Check each line of the material below for the string "mechanical", then report how many lines have it, and nothing else.
-- INPUT start --
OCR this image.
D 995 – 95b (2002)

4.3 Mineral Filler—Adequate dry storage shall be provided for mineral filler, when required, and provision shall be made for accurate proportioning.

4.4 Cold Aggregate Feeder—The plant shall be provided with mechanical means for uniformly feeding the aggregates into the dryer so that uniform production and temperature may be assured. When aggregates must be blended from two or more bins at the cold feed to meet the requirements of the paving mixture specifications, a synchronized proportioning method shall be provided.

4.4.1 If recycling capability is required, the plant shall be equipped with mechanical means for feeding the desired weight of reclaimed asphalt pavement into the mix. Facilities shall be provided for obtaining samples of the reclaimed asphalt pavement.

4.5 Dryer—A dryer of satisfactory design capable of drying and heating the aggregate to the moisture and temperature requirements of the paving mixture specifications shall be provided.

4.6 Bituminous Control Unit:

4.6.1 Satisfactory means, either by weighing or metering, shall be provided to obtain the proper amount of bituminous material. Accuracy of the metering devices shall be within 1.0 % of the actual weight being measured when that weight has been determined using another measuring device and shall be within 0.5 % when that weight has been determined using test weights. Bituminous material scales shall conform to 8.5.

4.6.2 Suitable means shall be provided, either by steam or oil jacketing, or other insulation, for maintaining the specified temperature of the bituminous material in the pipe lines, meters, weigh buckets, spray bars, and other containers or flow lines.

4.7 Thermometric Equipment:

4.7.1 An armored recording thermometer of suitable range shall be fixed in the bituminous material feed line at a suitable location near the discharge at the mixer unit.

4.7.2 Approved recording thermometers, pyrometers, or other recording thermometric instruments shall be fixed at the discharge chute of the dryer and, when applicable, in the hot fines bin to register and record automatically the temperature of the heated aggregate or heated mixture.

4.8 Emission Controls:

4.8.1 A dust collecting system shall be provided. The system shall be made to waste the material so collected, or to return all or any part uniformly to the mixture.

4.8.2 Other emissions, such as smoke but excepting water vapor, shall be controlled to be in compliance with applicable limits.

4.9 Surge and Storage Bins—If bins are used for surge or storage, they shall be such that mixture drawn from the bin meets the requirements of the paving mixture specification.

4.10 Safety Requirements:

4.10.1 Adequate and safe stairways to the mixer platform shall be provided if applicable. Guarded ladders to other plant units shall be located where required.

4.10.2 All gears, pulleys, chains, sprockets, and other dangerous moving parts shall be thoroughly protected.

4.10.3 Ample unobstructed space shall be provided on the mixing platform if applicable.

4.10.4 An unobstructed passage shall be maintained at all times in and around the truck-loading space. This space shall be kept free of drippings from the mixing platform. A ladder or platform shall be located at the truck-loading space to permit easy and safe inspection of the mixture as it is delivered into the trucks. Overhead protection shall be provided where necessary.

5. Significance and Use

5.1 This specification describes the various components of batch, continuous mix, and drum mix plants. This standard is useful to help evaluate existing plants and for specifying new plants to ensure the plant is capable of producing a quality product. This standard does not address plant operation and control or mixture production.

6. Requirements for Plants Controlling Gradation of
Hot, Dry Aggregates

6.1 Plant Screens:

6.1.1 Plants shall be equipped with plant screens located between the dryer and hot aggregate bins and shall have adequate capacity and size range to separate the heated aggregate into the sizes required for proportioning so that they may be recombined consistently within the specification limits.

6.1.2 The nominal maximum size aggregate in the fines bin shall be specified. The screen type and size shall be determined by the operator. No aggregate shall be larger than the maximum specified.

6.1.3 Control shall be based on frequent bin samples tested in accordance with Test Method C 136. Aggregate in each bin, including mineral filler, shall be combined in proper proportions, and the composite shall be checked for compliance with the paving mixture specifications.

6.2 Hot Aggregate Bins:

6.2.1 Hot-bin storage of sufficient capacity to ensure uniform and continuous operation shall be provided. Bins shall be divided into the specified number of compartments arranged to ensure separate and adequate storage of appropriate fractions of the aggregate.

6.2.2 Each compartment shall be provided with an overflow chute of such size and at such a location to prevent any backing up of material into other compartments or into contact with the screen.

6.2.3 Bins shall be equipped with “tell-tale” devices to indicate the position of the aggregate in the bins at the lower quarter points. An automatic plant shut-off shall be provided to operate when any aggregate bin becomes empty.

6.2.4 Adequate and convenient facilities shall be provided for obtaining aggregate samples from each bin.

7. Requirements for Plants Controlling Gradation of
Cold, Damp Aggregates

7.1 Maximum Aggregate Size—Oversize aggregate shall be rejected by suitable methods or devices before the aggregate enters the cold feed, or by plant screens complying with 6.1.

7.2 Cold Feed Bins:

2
-- INPUT end --
> [SOLUTION FOR THIS PROBLEM]
2